# Task prompt
Print all entries precisely as they are written.
______________________________
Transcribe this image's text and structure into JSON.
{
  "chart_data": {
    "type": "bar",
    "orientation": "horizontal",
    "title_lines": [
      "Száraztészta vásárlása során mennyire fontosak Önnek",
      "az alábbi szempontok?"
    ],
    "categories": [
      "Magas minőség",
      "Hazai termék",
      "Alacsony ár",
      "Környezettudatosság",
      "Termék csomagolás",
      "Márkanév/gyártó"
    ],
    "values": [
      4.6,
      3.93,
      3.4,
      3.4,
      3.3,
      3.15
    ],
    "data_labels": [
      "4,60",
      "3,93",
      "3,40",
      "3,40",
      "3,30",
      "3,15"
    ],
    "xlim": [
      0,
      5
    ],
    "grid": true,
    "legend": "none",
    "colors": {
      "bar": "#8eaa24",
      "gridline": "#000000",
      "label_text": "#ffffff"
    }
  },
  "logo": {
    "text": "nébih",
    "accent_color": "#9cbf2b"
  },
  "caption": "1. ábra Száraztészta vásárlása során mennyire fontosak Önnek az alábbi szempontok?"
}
______________________________
# Result for this exercise
Transcribe this image's text and structure into JSON.
{
  "chart_data": {
    "type": "bar",
    "orientation": "horizontal",
    "title_lines": [
      "Száraztészta vásárlása során mennyire fontosak Önnek",
      "az alábbi szempontok?"
    ],
    "categories": [
      "Magas minőség",
      "Hazai termék",
      "Alacsony ár",
      "Környezettudatosság",
      "Termék csomagolás",
      "Márkanév/gyártó"
    ],
    "values": [
      4.6,
      3.93,
      3.4,
      3.4,
      3.3,
      3.15
    ],
    "data_labels": [
      "4,60",
      "3,93",
      "3,40",
      "3,40",
      "3,30",
      "3,15"
    ],
    "xlim": [
      0,
      5
    ],
    "grid": true,
    "legend": "none",
    "colors": {
      "bar": "#8eaa24",
      "gridline": "#000000",
      "label_text": "#ffffff"
    }
  },
  "logo": {
    "text": "nébih",
    "accent_color": "#9cbf2b"
  },
  "caption": "1. ábra Száraztészta vásárlása során mennyire fontosak Önnek az alábbi szempontok?"
}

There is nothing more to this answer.